====== Kaynak ======
KİM/LER KAYBETTİ

Neden kazanandan değil de kaybedenden başladığıma dair kimilerinin kafasında bir takım sorular olacağını varsaymış olmam dolayısıyla, evvela buraya bir açıklama yaparak giriş yapmak istiyorum.

Evvela kazananın tek kişi olması ve kaybın kazançtan daha fazla yıpratıcı olmasından bahisle böyle bir başlık attım. Kaybetmenin götürüsü, kazanmanın getirisinden daha fazla olacağından hareketle ve hele hele de aradaki farkın yaklaşık dokuz puan olduğunu hesaba katarsak, kazananın hanesine dokuz, kaybedenin hanesine on sekiz ekleyecek olursak, meramımı daha net şekilde ifade etmiş olurum diye düşünüyorum.

Evvela ve mutlaka ve de altını kalın kalın kızacağım ilk madde, Cumhur ittifakı kaybetmiştir.

Özellikle ama özellikle MHP kaybetmiş ve bu ittifakın sonucunda Ak parti de beraberinde kaybetmiştir. Birçok yazımda defaatle belirttiğim gibi, bir kez daha inatla ve ısrarla diyorum ki, MHP, Ak partiye daha büyük kayıplar verecek en etkili faktördür.
====== Verilen öğeler ======
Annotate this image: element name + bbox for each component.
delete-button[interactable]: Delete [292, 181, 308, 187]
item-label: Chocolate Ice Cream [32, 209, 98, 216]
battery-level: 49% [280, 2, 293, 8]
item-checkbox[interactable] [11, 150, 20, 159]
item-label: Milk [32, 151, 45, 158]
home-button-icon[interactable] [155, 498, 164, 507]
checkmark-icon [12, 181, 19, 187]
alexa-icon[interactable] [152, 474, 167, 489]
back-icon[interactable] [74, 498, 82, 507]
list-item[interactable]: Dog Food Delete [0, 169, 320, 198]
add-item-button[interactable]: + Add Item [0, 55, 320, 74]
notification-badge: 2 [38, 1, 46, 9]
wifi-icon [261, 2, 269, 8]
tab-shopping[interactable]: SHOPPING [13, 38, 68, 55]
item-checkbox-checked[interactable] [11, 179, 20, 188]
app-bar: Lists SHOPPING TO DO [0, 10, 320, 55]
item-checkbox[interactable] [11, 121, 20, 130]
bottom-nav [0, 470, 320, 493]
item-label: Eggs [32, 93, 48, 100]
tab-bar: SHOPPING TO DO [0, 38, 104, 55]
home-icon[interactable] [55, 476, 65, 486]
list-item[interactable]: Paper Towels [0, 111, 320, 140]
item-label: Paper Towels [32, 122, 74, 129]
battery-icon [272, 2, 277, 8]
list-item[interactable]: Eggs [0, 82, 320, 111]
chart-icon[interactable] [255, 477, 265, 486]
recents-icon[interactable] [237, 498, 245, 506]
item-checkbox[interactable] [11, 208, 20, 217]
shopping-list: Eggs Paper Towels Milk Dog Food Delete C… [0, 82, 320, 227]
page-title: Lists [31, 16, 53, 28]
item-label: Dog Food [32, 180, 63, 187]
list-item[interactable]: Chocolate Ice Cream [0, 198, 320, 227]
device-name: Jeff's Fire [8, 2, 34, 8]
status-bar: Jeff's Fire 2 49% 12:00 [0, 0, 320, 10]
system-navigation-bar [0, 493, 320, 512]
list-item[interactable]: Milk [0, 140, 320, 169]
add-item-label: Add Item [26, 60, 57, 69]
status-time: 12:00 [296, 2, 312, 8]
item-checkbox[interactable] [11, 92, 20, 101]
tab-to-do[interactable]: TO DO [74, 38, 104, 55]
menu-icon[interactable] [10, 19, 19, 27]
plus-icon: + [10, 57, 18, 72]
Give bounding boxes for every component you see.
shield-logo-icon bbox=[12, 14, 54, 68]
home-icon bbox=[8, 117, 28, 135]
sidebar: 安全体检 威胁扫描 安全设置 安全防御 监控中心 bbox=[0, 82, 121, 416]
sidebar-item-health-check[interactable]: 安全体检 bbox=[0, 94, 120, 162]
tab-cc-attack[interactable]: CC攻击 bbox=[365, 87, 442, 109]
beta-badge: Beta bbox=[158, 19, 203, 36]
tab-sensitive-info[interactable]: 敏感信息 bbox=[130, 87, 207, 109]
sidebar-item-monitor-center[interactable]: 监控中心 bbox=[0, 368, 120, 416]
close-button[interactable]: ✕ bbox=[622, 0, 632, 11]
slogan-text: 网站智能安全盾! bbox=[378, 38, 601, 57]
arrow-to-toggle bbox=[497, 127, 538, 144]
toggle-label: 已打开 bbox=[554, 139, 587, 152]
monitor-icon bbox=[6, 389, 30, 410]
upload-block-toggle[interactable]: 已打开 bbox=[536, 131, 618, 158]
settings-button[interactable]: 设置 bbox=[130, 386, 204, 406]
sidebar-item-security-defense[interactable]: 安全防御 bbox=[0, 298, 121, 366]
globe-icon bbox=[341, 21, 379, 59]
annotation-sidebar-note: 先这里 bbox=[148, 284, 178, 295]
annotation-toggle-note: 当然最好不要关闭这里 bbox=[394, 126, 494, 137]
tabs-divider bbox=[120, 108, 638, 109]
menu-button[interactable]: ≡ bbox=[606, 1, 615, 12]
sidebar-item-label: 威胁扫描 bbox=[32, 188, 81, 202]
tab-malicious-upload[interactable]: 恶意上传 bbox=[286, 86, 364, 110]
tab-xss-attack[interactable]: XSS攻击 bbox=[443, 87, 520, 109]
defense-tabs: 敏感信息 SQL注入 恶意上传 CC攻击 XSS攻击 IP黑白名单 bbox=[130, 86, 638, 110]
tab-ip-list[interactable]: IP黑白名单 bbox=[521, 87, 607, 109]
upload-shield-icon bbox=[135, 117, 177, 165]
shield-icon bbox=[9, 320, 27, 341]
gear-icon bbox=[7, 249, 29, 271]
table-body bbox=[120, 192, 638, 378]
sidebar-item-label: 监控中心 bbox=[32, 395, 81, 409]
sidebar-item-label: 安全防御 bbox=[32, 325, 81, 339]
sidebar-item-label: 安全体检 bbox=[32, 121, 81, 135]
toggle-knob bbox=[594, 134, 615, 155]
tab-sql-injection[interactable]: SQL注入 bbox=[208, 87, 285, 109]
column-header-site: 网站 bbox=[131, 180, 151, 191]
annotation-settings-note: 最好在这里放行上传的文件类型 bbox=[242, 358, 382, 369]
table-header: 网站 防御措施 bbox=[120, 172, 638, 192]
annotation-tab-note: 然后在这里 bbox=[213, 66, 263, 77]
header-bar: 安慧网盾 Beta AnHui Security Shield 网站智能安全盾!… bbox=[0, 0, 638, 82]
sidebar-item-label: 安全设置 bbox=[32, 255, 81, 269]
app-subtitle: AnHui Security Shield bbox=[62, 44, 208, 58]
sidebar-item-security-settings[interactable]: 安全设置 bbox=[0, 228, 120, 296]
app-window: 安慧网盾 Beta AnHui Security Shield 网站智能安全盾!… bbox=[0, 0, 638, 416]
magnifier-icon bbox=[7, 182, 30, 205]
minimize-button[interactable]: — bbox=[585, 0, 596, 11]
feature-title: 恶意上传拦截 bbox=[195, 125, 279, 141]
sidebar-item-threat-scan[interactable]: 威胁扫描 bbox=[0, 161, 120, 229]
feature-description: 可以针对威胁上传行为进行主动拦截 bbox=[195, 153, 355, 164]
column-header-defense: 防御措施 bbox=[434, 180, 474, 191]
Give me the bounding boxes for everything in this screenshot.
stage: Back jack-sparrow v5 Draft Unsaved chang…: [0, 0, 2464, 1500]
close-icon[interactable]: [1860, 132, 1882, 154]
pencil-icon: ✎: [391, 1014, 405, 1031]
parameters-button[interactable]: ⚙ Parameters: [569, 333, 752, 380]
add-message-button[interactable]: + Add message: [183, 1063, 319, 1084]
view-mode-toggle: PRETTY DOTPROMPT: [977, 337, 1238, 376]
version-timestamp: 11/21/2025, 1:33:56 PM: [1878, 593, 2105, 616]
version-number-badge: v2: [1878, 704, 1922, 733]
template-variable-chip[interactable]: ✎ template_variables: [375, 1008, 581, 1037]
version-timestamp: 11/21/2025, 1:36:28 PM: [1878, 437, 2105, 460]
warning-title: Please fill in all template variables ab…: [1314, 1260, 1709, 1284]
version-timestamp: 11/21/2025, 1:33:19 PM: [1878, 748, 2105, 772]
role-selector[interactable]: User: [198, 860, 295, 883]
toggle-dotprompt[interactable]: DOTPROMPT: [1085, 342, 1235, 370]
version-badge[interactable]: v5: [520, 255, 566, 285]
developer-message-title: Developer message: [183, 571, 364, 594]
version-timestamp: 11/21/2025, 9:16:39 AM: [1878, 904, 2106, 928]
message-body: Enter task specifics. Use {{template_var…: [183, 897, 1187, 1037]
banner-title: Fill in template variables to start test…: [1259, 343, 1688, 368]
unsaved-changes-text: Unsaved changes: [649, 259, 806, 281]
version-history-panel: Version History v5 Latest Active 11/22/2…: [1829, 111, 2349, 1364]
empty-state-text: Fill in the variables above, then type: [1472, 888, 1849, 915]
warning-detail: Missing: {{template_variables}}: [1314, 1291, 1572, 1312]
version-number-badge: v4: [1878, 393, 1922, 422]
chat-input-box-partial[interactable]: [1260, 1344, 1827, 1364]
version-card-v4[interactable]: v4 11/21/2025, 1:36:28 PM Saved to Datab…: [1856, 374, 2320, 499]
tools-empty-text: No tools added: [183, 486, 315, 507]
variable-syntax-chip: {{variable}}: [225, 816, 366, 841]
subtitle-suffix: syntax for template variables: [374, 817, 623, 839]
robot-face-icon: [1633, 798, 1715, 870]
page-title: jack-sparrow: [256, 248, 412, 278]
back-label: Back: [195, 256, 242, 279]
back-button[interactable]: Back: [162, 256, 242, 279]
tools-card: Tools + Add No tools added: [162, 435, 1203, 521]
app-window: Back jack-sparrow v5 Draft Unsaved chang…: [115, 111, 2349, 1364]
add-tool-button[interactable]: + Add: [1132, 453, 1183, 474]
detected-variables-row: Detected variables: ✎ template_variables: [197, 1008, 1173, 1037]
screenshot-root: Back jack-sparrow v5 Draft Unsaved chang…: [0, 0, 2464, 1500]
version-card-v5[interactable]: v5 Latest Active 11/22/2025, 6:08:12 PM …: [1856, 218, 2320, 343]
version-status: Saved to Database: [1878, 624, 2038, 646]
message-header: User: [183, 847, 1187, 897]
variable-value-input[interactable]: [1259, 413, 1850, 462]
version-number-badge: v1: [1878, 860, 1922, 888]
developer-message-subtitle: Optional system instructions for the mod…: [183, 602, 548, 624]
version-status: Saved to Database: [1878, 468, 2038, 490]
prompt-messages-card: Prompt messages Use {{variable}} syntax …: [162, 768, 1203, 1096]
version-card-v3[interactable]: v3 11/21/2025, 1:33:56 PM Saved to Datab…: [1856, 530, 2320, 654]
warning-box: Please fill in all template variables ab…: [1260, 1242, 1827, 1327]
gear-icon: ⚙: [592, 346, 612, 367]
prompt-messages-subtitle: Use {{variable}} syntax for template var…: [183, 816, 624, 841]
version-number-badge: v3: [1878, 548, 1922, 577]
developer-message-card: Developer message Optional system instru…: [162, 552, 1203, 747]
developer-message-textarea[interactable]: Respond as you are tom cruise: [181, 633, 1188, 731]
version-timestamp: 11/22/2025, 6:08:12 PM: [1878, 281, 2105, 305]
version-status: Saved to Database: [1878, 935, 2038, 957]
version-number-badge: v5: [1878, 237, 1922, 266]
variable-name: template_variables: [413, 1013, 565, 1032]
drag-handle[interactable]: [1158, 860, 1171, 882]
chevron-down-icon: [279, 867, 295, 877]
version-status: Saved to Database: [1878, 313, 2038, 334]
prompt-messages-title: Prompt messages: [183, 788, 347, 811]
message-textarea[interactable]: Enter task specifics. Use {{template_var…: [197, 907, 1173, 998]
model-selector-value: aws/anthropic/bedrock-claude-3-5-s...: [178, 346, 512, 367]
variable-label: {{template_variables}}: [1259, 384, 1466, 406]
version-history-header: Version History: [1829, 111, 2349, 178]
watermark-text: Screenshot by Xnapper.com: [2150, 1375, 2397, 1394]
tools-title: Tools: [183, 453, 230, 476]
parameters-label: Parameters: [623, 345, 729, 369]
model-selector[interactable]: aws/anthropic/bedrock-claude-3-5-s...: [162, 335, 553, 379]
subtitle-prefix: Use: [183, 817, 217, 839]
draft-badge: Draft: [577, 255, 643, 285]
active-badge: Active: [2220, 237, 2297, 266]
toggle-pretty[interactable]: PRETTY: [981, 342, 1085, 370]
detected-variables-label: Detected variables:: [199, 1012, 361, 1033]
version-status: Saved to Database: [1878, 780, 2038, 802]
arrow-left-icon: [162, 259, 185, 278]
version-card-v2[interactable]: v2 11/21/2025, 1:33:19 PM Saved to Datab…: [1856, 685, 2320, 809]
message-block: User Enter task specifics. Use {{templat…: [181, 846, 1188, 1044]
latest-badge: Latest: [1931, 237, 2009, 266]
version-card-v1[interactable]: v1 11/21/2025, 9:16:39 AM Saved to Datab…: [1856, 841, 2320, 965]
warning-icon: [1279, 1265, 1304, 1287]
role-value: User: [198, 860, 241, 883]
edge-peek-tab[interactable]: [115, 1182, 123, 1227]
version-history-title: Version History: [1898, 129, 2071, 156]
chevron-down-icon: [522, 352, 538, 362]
======
Seçimde kaybedenleri konu alan yazıdan "Neden kazanandan değil" sözcüklerinden başlayıp "giriş yapmak istiyorum." sözcükleri de dahil olmak üzere oraya kadar uzanan bölümü hiçbir değişiklik yapmadan yazınız.

» **Cevap aşağıdadır**:
Neden kazanandan değil de kaybedenden başladığıma dair kimilerinin kafasında bir takım sorular olacağını varsaymış olmam dolayısıyla, evvela buraya bir açıklama yaparak giriş yapmak istiyorum.